» **Written instruction**: Give all of the lines again exactly as they read.

[Stored data]

»»

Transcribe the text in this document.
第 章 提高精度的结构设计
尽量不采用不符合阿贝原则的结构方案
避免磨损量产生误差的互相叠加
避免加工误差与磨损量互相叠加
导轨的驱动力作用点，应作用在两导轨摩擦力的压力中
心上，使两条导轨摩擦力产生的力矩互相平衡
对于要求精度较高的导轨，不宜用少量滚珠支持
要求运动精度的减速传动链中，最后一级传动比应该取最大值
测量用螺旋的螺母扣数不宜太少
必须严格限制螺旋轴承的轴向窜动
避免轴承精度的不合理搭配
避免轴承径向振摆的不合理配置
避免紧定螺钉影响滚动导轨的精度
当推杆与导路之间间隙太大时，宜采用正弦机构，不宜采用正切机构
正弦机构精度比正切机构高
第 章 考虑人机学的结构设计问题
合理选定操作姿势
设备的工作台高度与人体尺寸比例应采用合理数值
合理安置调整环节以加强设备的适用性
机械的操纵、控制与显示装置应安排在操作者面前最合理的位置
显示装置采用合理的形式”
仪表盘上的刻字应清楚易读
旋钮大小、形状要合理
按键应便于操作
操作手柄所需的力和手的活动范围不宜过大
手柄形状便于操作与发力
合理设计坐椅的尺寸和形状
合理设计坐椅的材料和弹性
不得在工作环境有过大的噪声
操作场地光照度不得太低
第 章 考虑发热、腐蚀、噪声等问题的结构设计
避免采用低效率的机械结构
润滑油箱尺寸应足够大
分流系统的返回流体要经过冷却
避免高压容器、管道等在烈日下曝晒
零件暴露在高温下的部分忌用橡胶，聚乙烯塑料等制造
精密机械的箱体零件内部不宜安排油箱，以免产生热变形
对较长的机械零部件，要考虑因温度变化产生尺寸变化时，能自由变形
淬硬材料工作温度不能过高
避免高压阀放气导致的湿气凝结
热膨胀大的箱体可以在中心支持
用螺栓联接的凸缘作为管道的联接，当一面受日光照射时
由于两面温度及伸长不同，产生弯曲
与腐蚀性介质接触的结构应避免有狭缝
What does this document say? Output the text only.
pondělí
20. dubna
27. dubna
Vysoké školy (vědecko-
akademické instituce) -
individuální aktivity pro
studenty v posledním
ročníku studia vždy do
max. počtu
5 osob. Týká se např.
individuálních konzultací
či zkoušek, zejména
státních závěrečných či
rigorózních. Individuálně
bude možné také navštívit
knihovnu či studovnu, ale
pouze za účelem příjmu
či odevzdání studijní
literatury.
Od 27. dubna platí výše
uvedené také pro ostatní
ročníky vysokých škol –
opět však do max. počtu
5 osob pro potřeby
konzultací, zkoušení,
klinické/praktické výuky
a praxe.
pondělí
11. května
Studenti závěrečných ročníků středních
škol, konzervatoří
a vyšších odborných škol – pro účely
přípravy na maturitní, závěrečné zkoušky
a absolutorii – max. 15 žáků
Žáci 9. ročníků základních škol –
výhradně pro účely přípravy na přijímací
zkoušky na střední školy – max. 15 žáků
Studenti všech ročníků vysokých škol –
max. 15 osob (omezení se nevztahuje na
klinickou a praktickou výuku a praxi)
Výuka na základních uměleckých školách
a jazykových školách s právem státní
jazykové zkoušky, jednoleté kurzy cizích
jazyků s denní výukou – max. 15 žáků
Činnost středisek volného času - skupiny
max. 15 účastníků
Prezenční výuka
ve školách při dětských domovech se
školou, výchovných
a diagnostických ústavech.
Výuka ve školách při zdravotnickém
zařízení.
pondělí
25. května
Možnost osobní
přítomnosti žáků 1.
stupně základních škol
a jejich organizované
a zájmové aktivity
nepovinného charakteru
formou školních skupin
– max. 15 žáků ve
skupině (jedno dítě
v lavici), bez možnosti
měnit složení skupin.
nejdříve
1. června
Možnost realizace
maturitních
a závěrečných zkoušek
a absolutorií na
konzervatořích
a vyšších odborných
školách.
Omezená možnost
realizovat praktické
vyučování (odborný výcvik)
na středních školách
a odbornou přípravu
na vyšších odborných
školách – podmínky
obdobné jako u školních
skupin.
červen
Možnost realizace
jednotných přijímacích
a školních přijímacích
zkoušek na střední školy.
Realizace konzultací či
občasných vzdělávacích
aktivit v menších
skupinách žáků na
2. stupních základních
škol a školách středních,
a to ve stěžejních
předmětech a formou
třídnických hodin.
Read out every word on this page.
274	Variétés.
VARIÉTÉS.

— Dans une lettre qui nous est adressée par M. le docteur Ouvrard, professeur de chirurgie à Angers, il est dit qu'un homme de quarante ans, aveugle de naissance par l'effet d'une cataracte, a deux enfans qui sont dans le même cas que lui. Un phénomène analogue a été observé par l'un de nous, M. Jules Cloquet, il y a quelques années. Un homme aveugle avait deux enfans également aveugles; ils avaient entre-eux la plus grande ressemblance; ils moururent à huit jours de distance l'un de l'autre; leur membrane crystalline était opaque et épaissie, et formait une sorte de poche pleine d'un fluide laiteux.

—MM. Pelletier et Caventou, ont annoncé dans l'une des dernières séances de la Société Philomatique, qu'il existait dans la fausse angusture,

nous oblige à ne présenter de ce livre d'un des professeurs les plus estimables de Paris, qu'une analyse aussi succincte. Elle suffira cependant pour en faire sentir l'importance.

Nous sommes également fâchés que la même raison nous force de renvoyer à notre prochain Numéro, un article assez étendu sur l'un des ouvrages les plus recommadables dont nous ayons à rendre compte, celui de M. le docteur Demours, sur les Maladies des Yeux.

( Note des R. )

««

» **Solved problem**:
Transcribe the text in this document.
第 章 提高精度的结构设计
尽量不采用不符合阿贝原则的结构方案
避免磨损量产生误差的互相叠加
避免加工误差与磨损量互相叠加
导轨的驱动力作用点，应作用在两导轨摩擦力的压力中
心上，使两条导轨摩擦力产生的力矩互相平衡
对于要求精度较高的导轨，不宜用少量滚珠支持
要求运动精度的减速传动链中，最后一级传动比应该取最大值
测量用螺旋的螺母扣数不宜太少
必须严格限制螺旋轴承的轴向窜动
避免轴承精度的不合理搭配
避免轴承径向振摆的不合理配置
避免紧定螺钉影响滚动导轨的精度
当推杆与导路之间间隙太大时，宜采用正弦机构，不宜采用正切机构
正弦机构精度比正切机构高
第 章 考虑人机学的结构设计问题
合理选定操作姿势
设备的工作台高度与人体尺寸比例应采用合理数值
合理安置调整环节以加强设备的适用性
机械的操纵、控制与显示装置应安排在操作者面前最合理的位置
显示装置采用合理的形式”
仪表盘上的刻字应清楚易读
旋钮大小、形状要合理
按键应便于操作
操作手柄所需的力和手的活动范围不宜过大
手柄形状便于操作与发力
合理设计坐椅的尺寸和形状
合理设计坐椅的材料和弹性
不得在工作环境有过大的噪声
操作场地光照度不得太低
第 章 考虑发热、腐蚀、噪声等问题的结构设计
避免采用低效率的机械结构
润滑油箱尺寸应足够大
分流系统的返回流体要经过冷却
避免高压容器、管道等在烈日下曝晒
零件暴露在高温下的部分忌用橡胶，聚乙烯塑料等制造
精密机械的箱体零件内部不宜安排油箱，以免产生热变形
对较长的机械零部件，要考虑因温度变化产生尺寸变化时，能自由变形
淬硬材料工作温度不能过高
避免高压阀放气导致的湿气凝结
热膨胀大的箱体可以在中心支持
用螺栓联接的凸缘作为管道的联接，当一面受日光照射时
由于两面温度及伸长不同，产生弯曲
与腐蚀性介质接触的结构应避免有狭缝
What does this document say? Output the text only.
pondělí
20. dubna
27. dubna
Vysoké školy (vědecko-
akademické instituce) -
individuální aktivity pro
studenty v posledním
ročníku studia vždy do
max. počtu
5 osob. Týká se např.
individuálních konzultací
či zkoušek, zejména
státních závěrečných či
rigorózních. Individuálně
bude možné také navštívit
knihovnu či studovnu, ale
pouze za účelem příjmu
či odevzdání studijní
literatury.
Od 27. dubna platí výše
uvedené také pro ostatní
ročníky vysokých škol –
opět však do max. počtu
5 osob pro potřeby
konzultací, zkoušení,
klinické/praktické výuky
a praxe.
pondělí
11. května
Studenti závěrečných ročníků středních
škol, konzervatoří
a vyšších odborných škol – pro účely
přípravy na maturitní, závěrečné zkoušky
a absolutorii – max. 15 žáků
Žáci 9. ročníků základních škol –
výhradně pro účely přípravy na přijímací
zkoušky na střední školy – max. 15 žáků
Studenti všech ročníků vysokých škol –
max. 15 osob (omezení se nevztahuje na
klinickou a praktickou výuku a praxi)
Výuka na základních uměleckých školách
a jazykových školách s právem státní
jazykové zkoušky, jednoleté kurzy cizích
jazyků s denní výukou – max. 15 žáků
Činnost středisek volného času - skupiny
max. 15 účastníků
Prezenční výuka
ve školách při dětských domovech se
školou, výchovných
a diagnostických ústavech.
Výuka ve školách při zdravotnickém
zařízení.
pondělí
25. května
Možnost osobní
přítomnosti žáků 1.
stupně základních škol
a jejich organizované
a zájmové aktivity
nepovinného charakteru
formou školních skupin
– max. 15 žáků ve
skupině (jedno dítě
v lavici), bez možnosti
měnit složení skupin.
nejdříve
1. června
Možnost realizace
maturitních
a závěrečných zkoušek
a absolutorií na
konzervatořích
a vyšších odborných
školách.
Omezená možnost
realizovat praktické
vyučování (odborný výcvik)
na středních školách
a odbornou přípravu
na vyšších odborných
školách – podmínky
obdobné jako u školních
skupin.
červen
Možnost realizace
jednotných přijímacích
a školních přijímacích
zkoušek na střední školy.
Realizace konzultací či
občasných vzdělávacích
aktivit v menších
skupinách žáků na
2. stupních základních
škol a školách středních,
a to ve stěžejních
předmětech a formou
třídnických hodin.
Read out every word on this page.
274	Variétés.
VARIÉTÉS.

— Dans une lettre qui nous est adressée par M. le docteur Ouvrard, professeur de chirurgie à Angers, il est dit qu'un homme de quarante ans, aveugle de naissance par l'effet d'une cataracte, a deux enfans qui sont dans le même cas que lui. Un phénomène analogue a été observé par l'un de nous, M. Jules Cloquet, il y a quelques années. Un homme aveugle avait deux enfans également aveugles; ils avaient entre-eux la plus grande ressemblance; ils moururent à huit jours de distance l'un de l'autre; leur membrane crystalline était opaque et épaissie, et formait une sorte de poche pleine d'un fluide laiteux.

—MM. Pelletier et Caventou, ont annoncé dans l'une des dernières séances de la Société Philomatique, qu'il existait dans la fausse angusture,

nous oblige à ne présenter de ce livre d'un des professeurs les plus estimables de Paris, qu'une analyse aussi succincte. Elle suffira cependant pour en faire sentir l'importance.

Nous sommes également fâchés que la même raison nous force de renvoyer à notre prochain Numéro, un article assez étendu sur l'un des ouvrages les plus recommadables dont nous ayons à rendre compte, celui de M. le docteur Demours, sur les Maladies des Yeux.

( Note des R. )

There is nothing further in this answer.